[Data records]
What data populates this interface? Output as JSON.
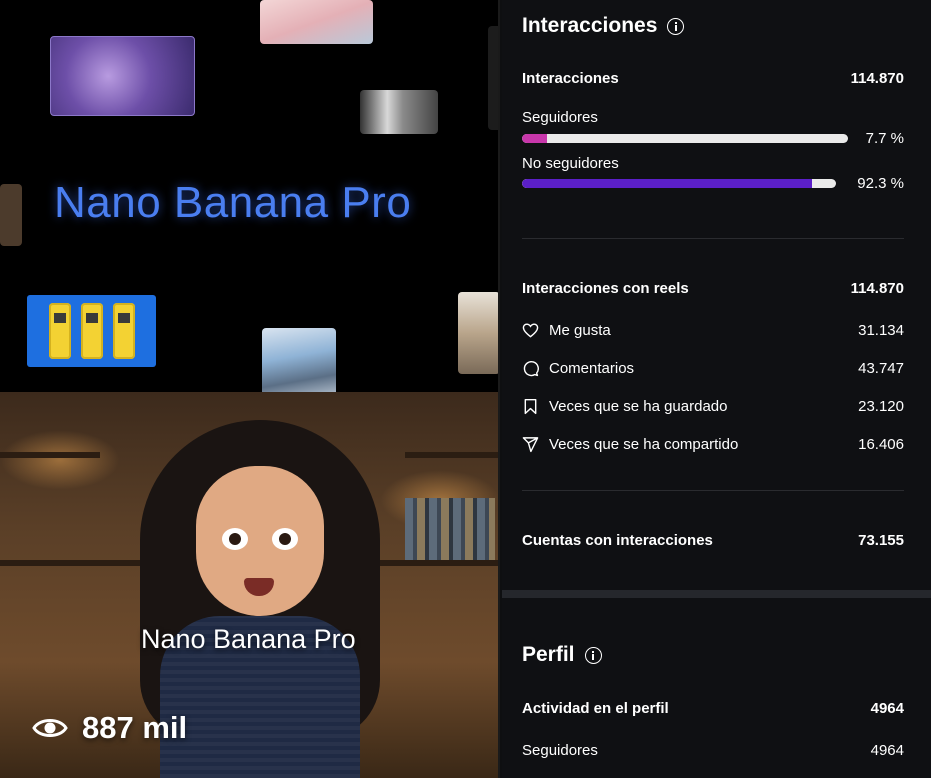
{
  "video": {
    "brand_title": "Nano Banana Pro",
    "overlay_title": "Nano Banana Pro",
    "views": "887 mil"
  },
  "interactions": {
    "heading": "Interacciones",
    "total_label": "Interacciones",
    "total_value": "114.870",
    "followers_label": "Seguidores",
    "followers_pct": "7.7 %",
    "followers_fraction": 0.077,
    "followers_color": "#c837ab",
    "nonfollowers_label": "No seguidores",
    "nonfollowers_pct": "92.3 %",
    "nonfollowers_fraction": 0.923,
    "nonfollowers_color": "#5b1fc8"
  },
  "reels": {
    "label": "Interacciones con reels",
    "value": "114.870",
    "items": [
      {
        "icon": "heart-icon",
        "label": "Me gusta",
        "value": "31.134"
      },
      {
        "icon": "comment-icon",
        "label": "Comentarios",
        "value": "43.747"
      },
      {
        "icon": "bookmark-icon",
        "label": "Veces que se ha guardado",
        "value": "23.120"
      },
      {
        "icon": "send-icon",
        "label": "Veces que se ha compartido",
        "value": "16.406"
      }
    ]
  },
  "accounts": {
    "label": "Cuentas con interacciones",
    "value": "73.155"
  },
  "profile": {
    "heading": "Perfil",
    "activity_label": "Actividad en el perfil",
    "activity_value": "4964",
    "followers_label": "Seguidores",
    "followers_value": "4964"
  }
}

#### [TASK]
Check every line of the records above for the string "icon" and say how many contain it, giving the number alone.

#### [FULL ANSWER]
4